§ **MATERIALS PROVIDED**

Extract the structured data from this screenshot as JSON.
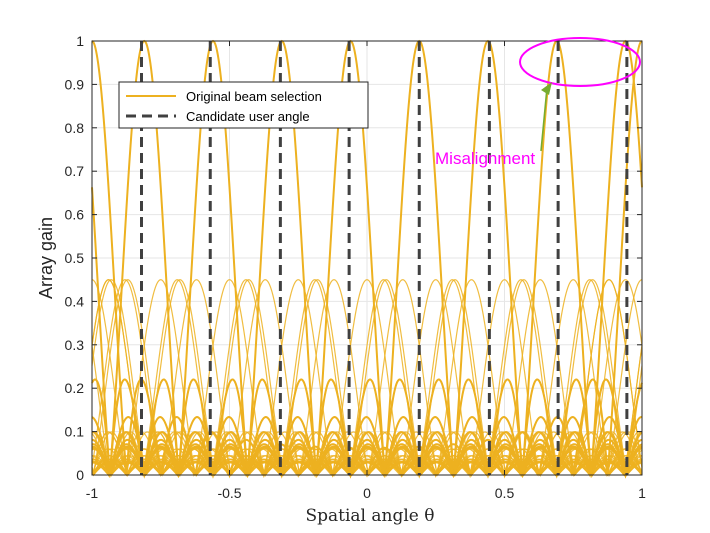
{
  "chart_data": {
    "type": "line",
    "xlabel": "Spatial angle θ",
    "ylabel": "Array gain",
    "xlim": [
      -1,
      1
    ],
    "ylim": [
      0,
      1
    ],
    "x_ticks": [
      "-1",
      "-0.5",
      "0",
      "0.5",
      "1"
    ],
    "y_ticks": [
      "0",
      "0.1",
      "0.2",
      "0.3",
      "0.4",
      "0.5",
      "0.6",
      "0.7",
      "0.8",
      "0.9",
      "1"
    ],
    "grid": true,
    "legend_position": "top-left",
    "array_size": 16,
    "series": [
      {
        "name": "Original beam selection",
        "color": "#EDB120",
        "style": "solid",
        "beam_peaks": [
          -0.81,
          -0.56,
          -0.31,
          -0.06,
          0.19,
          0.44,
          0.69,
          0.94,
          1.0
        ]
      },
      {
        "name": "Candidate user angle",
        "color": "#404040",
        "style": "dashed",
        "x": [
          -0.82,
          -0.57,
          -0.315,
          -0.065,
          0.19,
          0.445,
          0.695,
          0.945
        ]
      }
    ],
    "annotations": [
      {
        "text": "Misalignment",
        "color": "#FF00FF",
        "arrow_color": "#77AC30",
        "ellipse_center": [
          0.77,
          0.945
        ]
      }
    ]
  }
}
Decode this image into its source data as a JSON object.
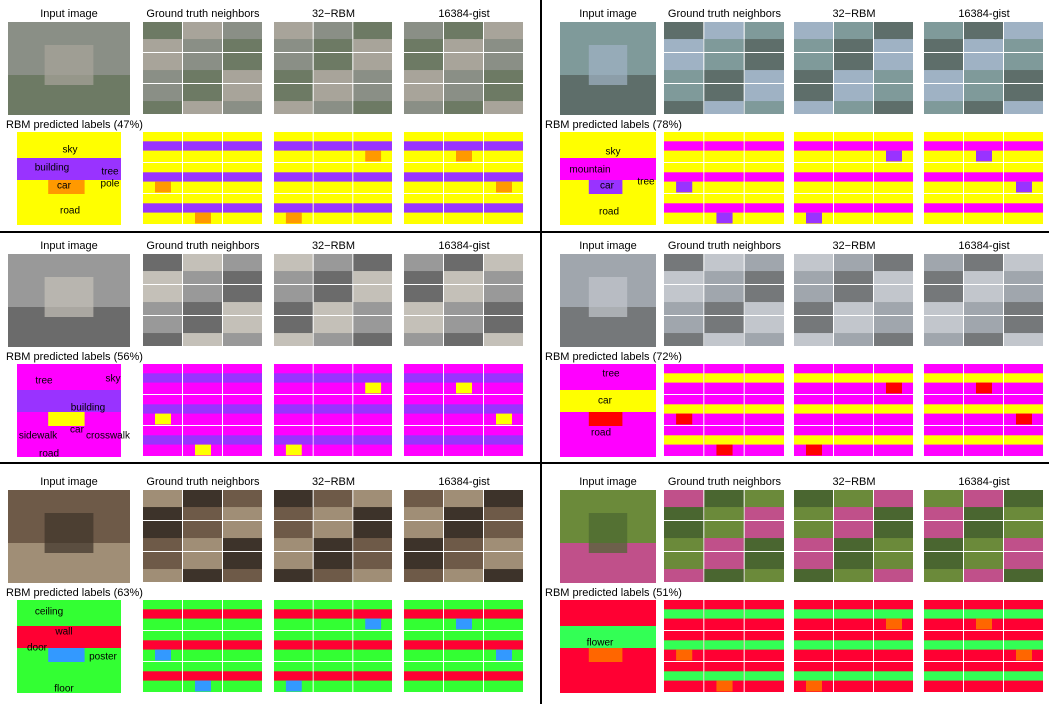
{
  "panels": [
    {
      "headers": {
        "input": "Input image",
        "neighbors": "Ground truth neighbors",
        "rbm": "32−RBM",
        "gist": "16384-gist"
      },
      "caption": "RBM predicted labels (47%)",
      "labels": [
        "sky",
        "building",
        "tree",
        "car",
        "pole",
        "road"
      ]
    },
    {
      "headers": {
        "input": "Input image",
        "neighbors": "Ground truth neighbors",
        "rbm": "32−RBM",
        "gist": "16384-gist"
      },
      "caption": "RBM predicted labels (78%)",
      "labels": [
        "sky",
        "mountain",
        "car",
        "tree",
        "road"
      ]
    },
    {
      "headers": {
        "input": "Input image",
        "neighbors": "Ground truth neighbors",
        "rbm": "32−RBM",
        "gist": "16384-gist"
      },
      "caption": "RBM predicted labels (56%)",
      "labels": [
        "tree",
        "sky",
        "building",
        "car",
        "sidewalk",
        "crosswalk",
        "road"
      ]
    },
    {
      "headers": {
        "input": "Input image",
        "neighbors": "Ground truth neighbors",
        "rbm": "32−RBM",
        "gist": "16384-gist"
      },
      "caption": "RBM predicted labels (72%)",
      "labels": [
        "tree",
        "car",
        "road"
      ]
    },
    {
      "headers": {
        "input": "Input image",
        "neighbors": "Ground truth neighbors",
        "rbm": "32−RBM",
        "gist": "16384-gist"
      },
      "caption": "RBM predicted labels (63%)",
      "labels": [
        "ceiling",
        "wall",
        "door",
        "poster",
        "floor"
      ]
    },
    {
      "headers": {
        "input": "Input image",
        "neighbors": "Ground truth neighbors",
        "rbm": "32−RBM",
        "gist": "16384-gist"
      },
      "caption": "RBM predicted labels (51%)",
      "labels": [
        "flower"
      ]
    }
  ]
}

§ **INSTRUCTIONS FOR THE TASK**
Using the material above, copy every line in which the string "this" occurs.

§ **TASK SOLUTION**
Extract the structured data from this screenshot as JSON.
Decode this image into its source data as a JSON object.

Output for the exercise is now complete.